GIVEN REQUEST: Identify all lines in the listing that include the word "this", and copy them out.

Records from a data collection

——————————

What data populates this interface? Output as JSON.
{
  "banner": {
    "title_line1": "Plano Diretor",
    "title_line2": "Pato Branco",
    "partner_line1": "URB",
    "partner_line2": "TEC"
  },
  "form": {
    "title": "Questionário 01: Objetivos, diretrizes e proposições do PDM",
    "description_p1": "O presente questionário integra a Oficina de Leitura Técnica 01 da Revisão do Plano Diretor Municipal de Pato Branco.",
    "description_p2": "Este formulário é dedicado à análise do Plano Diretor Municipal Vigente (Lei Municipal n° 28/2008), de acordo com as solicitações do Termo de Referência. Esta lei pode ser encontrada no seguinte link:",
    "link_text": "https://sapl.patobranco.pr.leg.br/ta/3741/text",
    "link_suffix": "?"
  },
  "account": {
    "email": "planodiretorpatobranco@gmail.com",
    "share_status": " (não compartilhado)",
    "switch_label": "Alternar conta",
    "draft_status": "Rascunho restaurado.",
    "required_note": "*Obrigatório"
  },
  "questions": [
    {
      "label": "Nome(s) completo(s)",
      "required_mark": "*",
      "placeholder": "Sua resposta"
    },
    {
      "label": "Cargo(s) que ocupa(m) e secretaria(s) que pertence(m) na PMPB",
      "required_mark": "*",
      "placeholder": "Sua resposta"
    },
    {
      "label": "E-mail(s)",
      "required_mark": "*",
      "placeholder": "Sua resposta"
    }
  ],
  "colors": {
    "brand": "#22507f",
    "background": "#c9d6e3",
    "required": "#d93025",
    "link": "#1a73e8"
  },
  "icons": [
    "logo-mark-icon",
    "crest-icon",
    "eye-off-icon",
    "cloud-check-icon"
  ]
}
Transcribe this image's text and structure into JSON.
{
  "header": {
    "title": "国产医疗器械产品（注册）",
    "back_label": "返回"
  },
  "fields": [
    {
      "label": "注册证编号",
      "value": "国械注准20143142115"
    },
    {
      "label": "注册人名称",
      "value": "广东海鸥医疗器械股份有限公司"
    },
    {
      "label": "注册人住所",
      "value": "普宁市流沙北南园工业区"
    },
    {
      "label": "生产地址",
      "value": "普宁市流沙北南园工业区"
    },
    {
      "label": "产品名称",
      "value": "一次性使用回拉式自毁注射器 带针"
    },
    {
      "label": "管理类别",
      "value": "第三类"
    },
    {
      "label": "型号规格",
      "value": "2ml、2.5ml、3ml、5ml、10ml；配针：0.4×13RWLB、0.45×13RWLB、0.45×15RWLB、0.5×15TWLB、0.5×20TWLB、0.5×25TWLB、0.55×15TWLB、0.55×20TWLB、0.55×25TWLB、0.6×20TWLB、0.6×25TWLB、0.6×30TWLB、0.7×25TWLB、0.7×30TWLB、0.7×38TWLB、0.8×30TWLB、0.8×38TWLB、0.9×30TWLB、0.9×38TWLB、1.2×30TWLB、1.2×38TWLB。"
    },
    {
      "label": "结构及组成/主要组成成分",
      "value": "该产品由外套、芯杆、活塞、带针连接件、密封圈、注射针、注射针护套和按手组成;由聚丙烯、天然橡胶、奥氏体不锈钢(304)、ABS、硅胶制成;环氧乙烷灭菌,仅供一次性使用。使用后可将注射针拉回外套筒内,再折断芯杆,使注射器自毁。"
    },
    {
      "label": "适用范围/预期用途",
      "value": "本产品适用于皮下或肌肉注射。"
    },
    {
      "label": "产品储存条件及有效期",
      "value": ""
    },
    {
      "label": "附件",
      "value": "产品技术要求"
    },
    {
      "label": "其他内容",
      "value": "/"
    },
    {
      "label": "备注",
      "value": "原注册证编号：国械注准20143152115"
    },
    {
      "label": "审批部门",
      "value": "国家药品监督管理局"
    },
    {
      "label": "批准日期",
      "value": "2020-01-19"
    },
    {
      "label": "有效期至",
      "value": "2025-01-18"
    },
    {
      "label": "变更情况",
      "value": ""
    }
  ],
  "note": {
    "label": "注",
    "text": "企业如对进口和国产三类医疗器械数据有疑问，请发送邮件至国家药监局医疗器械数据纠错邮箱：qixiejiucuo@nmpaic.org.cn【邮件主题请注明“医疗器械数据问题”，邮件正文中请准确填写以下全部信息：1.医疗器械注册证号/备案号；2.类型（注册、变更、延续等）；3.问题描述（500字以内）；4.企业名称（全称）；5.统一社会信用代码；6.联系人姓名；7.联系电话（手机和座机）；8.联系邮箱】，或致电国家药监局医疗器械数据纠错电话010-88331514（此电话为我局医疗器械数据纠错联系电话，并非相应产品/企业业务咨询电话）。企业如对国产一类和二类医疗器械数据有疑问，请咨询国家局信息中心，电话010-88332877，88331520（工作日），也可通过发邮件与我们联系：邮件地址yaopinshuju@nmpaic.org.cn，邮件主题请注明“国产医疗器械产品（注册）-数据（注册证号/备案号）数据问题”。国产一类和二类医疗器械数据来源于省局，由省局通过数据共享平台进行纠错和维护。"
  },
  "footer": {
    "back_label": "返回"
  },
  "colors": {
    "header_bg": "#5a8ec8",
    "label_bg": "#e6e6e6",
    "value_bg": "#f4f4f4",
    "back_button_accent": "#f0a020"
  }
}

——————————

REPLY:
What data populates this interface? Output as JSON.
Transcribe this image's text and structure into JSON.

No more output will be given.